■ **Written exercise**
Each line of the material below that holds the word "ylabel" needs to be copied.

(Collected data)

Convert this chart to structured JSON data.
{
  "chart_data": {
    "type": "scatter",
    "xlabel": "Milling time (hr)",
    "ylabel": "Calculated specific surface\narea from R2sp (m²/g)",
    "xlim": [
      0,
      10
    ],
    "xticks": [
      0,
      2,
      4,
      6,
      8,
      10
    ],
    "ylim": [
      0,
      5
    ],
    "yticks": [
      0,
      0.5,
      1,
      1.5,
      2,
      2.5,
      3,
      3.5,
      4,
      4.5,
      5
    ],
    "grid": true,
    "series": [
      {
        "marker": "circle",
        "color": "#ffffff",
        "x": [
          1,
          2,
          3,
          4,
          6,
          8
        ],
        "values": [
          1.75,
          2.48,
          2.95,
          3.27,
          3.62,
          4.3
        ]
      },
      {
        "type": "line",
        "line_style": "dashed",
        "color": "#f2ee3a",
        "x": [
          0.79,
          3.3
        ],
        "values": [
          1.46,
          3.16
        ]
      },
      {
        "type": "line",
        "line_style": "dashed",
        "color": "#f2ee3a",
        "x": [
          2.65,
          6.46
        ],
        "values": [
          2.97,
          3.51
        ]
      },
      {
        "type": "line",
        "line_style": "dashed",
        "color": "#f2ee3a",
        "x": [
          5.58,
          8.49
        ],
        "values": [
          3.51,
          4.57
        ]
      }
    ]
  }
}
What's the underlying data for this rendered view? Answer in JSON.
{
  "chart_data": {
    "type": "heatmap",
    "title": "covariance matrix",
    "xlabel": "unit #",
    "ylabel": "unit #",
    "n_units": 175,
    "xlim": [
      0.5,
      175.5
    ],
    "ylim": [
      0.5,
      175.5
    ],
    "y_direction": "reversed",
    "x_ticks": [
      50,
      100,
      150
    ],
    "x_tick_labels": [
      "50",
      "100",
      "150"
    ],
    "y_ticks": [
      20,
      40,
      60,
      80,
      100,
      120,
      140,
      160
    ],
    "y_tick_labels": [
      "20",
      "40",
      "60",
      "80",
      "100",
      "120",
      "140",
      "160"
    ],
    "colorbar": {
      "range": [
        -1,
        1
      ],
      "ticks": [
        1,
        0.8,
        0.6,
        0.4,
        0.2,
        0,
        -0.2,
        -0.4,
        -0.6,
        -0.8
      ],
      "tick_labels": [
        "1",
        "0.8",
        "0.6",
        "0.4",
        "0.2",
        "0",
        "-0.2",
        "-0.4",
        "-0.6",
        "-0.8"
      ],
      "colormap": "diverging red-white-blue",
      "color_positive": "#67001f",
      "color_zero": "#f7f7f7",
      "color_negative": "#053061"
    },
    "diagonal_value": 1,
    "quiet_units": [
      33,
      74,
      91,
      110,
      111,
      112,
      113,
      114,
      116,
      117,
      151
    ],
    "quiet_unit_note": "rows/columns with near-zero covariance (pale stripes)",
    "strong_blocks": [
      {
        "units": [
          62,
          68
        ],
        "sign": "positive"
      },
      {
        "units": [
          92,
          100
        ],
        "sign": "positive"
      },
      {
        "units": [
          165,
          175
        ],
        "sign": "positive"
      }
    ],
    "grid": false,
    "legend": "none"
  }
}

■ **Answer to the task**
    "ylabel": "Calculated specific surface\narea from R2sp (m²/g)",
    "ylabel": "unit #",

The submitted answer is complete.